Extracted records
******

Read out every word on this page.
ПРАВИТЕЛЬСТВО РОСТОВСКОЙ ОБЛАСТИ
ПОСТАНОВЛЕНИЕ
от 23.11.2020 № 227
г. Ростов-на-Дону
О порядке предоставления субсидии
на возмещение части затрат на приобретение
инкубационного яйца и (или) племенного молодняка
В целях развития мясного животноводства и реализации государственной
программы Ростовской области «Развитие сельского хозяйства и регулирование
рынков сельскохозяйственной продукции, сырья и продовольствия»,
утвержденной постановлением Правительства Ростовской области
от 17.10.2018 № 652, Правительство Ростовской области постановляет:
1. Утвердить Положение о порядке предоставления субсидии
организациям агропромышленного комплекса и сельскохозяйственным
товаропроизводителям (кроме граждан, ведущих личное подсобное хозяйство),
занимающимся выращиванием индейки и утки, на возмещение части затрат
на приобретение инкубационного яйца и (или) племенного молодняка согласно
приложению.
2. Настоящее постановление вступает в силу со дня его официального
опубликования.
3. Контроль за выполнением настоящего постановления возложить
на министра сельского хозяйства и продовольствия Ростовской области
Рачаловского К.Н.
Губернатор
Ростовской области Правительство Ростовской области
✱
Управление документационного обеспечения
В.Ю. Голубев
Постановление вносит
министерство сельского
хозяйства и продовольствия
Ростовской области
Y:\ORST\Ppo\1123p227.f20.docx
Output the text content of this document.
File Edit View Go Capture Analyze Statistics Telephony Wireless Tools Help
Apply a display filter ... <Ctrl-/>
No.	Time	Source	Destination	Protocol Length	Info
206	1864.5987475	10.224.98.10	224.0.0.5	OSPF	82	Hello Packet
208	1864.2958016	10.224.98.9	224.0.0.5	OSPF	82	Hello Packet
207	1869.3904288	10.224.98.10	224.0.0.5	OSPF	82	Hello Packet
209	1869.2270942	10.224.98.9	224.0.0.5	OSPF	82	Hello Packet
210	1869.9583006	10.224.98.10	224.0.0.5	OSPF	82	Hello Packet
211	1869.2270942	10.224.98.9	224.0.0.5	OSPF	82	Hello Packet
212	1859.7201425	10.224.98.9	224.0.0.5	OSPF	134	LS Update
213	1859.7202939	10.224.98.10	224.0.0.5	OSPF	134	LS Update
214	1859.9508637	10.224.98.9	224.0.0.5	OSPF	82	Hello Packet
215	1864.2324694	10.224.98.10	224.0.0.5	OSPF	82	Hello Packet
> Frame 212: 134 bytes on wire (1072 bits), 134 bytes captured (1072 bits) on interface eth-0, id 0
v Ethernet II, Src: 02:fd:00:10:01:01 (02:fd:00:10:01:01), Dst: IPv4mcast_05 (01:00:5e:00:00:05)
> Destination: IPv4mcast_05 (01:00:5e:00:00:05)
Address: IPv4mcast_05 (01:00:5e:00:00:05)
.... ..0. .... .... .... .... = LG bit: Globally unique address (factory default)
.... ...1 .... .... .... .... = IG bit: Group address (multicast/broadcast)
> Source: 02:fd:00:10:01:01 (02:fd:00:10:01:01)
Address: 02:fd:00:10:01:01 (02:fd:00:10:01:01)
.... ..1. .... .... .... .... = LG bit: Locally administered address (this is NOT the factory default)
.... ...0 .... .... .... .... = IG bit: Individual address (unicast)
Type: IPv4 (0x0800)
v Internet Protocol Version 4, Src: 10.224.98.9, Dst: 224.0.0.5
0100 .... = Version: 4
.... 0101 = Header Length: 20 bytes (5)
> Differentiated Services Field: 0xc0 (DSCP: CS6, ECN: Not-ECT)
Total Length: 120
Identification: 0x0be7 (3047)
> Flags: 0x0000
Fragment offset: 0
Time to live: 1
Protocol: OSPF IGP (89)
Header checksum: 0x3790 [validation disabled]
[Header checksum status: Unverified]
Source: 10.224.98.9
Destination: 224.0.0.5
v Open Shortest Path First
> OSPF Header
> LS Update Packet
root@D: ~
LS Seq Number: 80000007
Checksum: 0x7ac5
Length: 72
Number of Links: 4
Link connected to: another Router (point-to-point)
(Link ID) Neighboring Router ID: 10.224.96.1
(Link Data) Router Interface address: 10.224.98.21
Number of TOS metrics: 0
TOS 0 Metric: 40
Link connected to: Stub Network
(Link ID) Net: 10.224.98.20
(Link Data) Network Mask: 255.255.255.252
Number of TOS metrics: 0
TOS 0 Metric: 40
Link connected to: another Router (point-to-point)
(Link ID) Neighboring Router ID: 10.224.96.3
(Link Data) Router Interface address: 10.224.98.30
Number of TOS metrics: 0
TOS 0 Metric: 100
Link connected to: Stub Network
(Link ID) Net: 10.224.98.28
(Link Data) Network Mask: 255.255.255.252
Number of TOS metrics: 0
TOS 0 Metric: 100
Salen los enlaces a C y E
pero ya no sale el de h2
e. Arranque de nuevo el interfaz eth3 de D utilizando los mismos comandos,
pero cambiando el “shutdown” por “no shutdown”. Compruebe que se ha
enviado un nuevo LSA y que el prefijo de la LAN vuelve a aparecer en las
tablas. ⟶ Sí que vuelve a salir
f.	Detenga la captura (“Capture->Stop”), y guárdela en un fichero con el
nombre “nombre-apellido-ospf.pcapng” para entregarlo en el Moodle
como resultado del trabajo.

******

■ Task prompt ■
Transcribe every line of the data, exactly as it stands.

■ The output ■
Read out every word on this page.
ПРАВИТЕЛЬСТВО РОСТОВСКОЙ ОБЛАСТИ
ПОСТАНОВЛЕНИЕ
от 23.11.2020 № 227
г. Ростов-на-Дону
О порядке предоставления субсидии
на возмещение части затрат на приобретение
инкубационного яйца и (или) племенного молодняка
В целях развития мясного животноводства и реализации государственной
программы Ростовской области «Развитие сельского хозяйства и регулирование
рынков сельскохозяйственной продукции, сырья и продовольствия»,
утвержденной постановлением Правительства Ростовской области
от 17.10.2018 № 652, Правительство Ростовской области постановляет:
1. Утвердить Положение о порядке предоставления субсидии
организациям агропромышленного комплекса и сельскохозяйственным
товаропроизводителям (кроме граждан, ведущих личное подсобное хозяйство),
занимающимся выращиванием индейки и утки, на возмещение части затрат
на приобретение инкубационного яйца и (или) племенного молодняка согласно
приложению.
2. Настоящее постановление вступает в силу со дня его официального
опубликования.
3. Контроль за выполнением настоящего постановления возложить
на министра сельского хозяйства и продовольствия Ростовской области
Рачаловского К.Н.
Губернатор
Ростовской области Правительство Ростовской области
✱
Управление документационного обеспечения
В.Ю. Голубев
Постановление вносит
министерство сельского
хозяйства и продовольствия
Ростовской области
Y:\ORST\Ppo\1123p227.f20.docx
Output the text content of this document.
File Edit View Go Capture Analyze Statistics Telephony Wireless Tools Help
Apply a display filter ... <Ctrl-/>
No.	Time	Source	Destination	Protocol Length	Info
206	1864.5987475	10.224.98.10	224.0.0.5	OSPF	82	Hello Packet
208	1864.2958016	10.224.98.9	224.0.0.5	OSPF	82	Hello Packet
207	1869.3904288	10.224.98.10	224.0.0.5	OSPF	82	Hello Packet
209	1869.2270942	10.224.98.9	224.0.0.5	OSPF	82	Hello Packet
210	1869.9583006	10.224.98.10	224.0.0.5	OSPF	82	Hello Packet
211	1869.2270942	10.224.98.9	224.0.0.5	OSPF	82	Hello Packet
212	1859.7201425	10.224.98.9	224.0.0.5	OSPF	134	LS Update
213	1859.7202939	10.224.98.10	224.0.0.5	OSPF	134	LS Update
214	1859.9508637	10.224.98.9	224.0.0.5	OSPF	82	Hello Packet
215	1864.2324694	10.224.98.10	224.0.0.5	OSPF	82	Hello Packet
> Frame 212: 134 bytes on wire (1072 bits), 134 bytes captured (1072 bits) on interface eth-0, id 0
v Ethernet II, Src: 02:fd:00:10:01:01 (02:fd:00:10:01:01), Dst: IPv4mcast_05 (01:00:5e:00:00:05)
> Destination: IPv4mcast_05 (01:00:5e:00:00:05)
Address: IPv4mcast_05 (01:00:5e:00:00:05)
.... ..0. .... .... .... .... = LG bit: Globally unique address (factory default)
.... ...1 .... .... .... .... = IG bit: Group address (multicast/broadcast)
> Source: 02:fd:00:10:01:01 (02:fd:00:10:01:01)
Address: 02:fd:00:10:01:01 (02:fd:00:10:01:01)
.... ..1. .... .... .... .... = LG bit: Locally administered address (this is NOT the factory default)
.... ...0 .... .... .... .... = IG bit: Individual address (unicast)
Type: IPv4 (0x0800)
v Internet Protocol Version 4, Src: 10.224.98.9, Dst: 224.0.0.5
0100 .... = Version: 4
.... 0101 = Header Length: 20 bytes (5)
> Differentiated Services Field: 0xc0 (DSCP: CS6, ECN: Not-ECT)
Total Length: 120
Identification: 0x0be7 (3047)
> Flags: 0x0000
Fragment offset: 0
Time to live: 1
Protocol: OSPF IGP (89)
Header checksum: 0x3790 [validation disabled]
[Header checksum status: Unverified]
Source: 10.224.98.9
Destination: 224.0.0.5
v Open Shortest Path First
> OSPF Header
> LS Update Packet
root@D: ~
LS Seq Number: 80000007
Checksum: 0x7ac5
Length: 72
Number of Links: 4
Link connected to: another Router (point-to-point)
(Link ID) Neighboring Router ID: 10.224.96.1
(Link Data) Router Interface address: 10.224.98.21
Number of TOS metrics: 0
TOS 0 Metric: 40
Link connected to: Stub Network
(Link ID) Net: 10.224.98.20
(Link Data) Network Mask: 255.255.255.252
Number of TOS metrics: 0
TOS 0 Metric: 40
Link connected to: another Router (point-to-point)
(Link ID) Neighboring Router ID: 10.224.96.3
(Link Data) Router Interface address: 10.224.98.30
Number of TOS metrics: 0
TOS 0 Metric: 100
Link connected to: Stub Network
(Link ID) Net: 10.224.98.28
(Link Data) Network Mask: 255.255.255.252
Number of TOS metrics: 0
TOS 0 Metric: 100
Salen los enlaces a C y E
pero ya no sale el de h2
e. Arranque de nuevo el interfaz eth3 de D utilizando los mismos comandos,
pero cambiando el “shutdown” por “no shutdown”. Compruebe que se ha
enviado un nuevo LSA y que el prefijo de la LAN vuelve a aparecer en las
tablas. ⟶ Sí que vuelve a salir
f.	Detenga la captura (“Capture->Stop”), y guárdela en un fichero con el
nombre “nombre-apellido-ospf.pcapng” para entregarlo en el Moodle
como resultado del trabajo.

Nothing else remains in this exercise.